• _Given task_: Repeat each line word for word.

Excerpt from a dataset
● ● ● ●

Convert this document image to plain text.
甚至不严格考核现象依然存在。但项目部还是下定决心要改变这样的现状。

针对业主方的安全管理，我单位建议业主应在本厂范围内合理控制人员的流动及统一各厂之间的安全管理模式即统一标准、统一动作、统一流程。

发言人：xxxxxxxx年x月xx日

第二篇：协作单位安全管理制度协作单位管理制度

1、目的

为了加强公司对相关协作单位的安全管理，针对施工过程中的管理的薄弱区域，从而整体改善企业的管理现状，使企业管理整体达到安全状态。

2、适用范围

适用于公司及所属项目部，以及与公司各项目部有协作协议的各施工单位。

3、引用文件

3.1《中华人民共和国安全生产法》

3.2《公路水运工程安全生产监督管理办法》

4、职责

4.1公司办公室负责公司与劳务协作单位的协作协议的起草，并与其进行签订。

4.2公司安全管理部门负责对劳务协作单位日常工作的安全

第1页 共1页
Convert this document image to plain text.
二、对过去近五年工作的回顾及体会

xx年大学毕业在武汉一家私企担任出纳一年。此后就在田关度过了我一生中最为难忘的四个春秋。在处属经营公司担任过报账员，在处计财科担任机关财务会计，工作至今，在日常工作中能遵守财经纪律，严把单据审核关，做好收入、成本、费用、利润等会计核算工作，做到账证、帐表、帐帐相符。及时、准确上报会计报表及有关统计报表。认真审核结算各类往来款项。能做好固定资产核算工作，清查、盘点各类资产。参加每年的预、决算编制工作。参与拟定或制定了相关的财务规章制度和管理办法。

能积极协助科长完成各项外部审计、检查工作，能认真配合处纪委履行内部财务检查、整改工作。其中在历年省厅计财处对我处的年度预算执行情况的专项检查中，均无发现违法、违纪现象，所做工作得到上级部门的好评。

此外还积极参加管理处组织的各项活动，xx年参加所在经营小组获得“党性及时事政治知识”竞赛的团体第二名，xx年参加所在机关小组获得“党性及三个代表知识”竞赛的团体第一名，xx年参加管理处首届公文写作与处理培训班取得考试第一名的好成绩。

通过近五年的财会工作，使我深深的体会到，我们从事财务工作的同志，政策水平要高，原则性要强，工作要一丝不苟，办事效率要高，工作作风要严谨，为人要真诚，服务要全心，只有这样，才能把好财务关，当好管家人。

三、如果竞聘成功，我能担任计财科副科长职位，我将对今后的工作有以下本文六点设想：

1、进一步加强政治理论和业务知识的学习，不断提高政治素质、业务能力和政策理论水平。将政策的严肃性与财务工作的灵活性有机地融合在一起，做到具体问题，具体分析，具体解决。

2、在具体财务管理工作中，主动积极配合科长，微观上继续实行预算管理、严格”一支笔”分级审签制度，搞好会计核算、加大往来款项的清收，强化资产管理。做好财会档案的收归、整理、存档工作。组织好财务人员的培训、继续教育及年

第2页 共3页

● ● ● ●

• _Result of this task_:
Convert this document image to plain text.
甚至不严格考核现象依然存在。但项目部还是下定决心要改变这样的现状。

针对业主方的安全管理，我单位建议业主应在本厂范围内合理控制人员的流动及统一各厂之间的安全管理模式即统一标准、统一动作、统一流程。

发言人：xxxxxxxx年x月xx日

第二篇：协作单位安全管理制度协作单位管理制度

1、目的

为了加强公司对相关协作单位的安全管理，针对施工过程中的管理的薄弱区域，从而整体改善企业的管理现状，使企业管理整体达到安全状态。

2、适用范围

适用于公司及所属项目部，以及与公司各项目部有协作协议的各施工单位。

3、引用文件

3.1《中华人民共和国安全生产法》

3.2《公路水运工程安全生产监督管理办法》

4、职责

4.1公司办公室负责公司与劳务协作单位的协作协议的起草，并与其进行签订。

4.2公司安全管理部门负责对劳务协作单位日常工作的安全

第1页 共1页
Convert this document image to plain text.
二、对过去近五年工作的回顾及体会

xx年大学毕业在武汉一家私企担任出纳一年。此后就在田关度过了我一生中最为难忘的四个春秋。在处属经营公司担任过报账员，在处计财科担任机关财务会计，工作至今，在日常工作中能遵守财经纪律，严把单据审核关，做好收入、成本、费用、利润等会计核算工作，做到账证、帐表、帐帐相符。及时、准确上报会计报表及有关统计报表。认真审核结算各类往来款项。能做好固定资产核算工作，清查、盘点各类资产。参加每年的预、决算编制工作。参与拟定或制定了相关的财务规章制度和管理办法。

能积极协助科长完成各项外部审计、检查工作，能认真配合处纪委履行内部财务检查、整改工作。其中在历年省厅计财处对我处的年度预算执行情况的专项检查中，均无发现违法、违纪现象，所做工作得到上级部门的好评。

此外还积极参加管理处组织的各项活动，xx年参加所在经营小组获得“党性及时事政治知识”竞赛的团体第二名，xx年参加所在机关小组获得“党性及三个代表知识”竞赛的团体第一名，xx年参加管理处首届公文写作与处理培训班取得考试第一名的好成绩。

通过近五年的财会工作，使我深深的体会到，我们从事财务工作的同志，政策水平要高，原则性要强，工作要一丝不苟，办事效率要高，工作作风要严谨，为人要真诚，服务要全心，只有这样，才能把好财务关，当好管家人。

三、如果竞聘成功，我能担任计财科副科长职位，我将对今后的工作有以下本文六点设想：

1、进一步加强政治理论和业务知识的学习，不断提高政治素质、业务能力和政策理论水平。将政策的严肃性与财务工作的灵活性有机地融合在一起，做到具体问题，具体分析，具体解决。

2、在具体财务管理工作中，主动积极配合科长，微观上继续实行预算管理、严格”一支笔”分级审签制度，搞好会计核算、加大往来款项的清收，强化资产管理。做好财会档案的收归、整理、存档工作。组织好财务人员的培训、继续教育及年

第2页 共3页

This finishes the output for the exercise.